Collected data
======

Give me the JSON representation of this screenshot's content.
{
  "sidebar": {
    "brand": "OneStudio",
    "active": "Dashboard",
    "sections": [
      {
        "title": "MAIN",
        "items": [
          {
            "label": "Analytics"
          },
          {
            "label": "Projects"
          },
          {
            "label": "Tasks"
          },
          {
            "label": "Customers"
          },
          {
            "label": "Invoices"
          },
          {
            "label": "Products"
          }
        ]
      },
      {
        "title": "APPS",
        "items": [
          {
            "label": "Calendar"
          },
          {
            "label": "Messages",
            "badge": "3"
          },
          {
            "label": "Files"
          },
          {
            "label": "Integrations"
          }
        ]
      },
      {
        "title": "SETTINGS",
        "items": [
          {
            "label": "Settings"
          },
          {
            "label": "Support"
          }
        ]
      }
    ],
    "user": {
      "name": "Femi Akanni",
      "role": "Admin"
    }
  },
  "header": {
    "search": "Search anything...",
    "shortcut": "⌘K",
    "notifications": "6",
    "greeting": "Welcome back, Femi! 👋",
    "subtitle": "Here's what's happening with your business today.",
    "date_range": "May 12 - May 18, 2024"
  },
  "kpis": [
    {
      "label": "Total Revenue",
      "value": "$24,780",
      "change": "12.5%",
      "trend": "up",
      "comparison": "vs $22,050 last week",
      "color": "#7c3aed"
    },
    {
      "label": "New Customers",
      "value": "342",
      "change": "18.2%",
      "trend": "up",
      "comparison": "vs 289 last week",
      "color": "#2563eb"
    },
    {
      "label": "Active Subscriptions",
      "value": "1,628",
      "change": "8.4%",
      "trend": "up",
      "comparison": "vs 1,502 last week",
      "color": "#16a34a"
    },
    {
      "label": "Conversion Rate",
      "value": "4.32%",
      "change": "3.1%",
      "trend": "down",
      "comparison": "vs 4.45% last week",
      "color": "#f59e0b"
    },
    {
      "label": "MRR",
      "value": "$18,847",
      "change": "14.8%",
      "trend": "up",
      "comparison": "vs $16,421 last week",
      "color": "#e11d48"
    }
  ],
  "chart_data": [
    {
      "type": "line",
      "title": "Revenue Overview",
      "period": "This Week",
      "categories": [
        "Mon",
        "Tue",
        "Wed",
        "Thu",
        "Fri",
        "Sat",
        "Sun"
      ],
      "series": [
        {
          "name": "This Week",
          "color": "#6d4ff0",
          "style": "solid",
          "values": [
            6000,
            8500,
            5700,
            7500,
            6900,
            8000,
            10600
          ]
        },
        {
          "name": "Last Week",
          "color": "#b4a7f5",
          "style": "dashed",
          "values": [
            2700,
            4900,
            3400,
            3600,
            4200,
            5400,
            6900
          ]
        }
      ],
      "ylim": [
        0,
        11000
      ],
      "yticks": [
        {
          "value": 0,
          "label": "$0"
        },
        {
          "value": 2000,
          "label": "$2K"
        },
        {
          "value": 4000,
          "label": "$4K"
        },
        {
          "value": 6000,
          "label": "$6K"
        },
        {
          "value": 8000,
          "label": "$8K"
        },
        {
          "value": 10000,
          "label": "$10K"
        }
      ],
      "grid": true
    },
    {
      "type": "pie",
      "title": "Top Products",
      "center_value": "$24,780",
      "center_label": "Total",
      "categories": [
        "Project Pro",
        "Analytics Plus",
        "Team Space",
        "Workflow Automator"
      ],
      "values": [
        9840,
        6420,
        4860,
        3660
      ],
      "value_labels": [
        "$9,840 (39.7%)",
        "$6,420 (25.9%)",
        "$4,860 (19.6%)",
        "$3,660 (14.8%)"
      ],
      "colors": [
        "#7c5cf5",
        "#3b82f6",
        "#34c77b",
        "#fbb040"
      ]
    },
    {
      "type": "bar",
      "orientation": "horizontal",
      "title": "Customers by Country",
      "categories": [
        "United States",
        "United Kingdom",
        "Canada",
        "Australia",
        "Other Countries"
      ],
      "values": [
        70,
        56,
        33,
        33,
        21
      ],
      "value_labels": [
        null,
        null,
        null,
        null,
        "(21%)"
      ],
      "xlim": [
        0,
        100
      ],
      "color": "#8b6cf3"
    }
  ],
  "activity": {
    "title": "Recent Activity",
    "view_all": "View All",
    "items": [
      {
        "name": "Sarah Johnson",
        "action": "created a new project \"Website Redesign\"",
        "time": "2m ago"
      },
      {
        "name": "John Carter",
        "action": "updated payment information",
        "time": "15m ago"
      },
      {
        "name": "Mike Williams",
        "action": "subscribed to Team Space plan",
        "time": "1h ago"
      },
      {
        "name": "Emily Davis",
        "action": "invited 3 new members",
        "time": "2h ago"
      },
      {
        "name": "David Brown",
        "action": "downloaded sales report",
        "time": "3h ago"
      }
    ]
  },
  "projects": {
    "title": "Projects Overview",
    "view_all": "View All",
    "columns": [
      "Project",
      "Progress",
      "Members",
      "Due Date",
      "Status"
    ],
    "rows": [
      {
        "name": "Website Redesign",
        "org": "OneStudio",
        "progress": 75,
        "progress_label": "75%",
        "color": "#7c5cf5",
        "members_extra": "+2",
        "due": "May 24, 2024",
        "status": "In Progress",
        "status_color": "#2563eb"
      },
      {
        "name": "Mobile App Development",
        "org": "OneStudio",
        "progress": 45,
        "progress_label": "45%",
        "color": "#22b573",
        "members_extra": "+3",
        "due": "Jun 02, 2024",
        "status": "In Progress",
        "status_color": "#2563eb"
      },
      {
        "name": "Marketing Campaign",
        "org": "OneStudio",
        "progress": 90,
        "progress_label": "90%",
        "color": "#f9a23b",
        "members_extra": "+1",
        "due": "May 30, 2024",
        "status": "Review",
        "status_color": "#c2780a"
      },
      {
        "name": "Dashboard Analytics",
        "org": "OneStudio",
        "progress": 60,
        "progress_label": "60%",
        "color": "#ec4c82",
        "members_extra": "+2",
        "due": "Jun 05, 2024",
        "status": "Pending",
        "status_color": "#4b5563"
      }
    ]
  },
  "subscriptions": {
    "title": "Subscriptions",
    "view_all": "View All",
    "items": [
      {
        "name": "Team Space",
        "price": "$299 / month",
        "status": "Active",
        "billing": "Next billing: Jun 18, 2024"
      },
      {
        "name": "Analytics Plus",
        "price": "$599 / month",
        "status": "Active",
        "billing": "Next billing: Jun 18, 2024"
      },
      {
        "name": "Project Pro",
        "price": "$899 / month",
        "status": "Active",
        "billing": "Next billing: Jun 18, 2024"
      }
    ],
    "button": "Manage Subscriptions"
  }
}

======

> [Aim]: Scan the data above and copy every line with "Website" in it.

> [Solution]:
        "action": "created a new project \"Website Redesign\"",
        "name": "Website Redesign",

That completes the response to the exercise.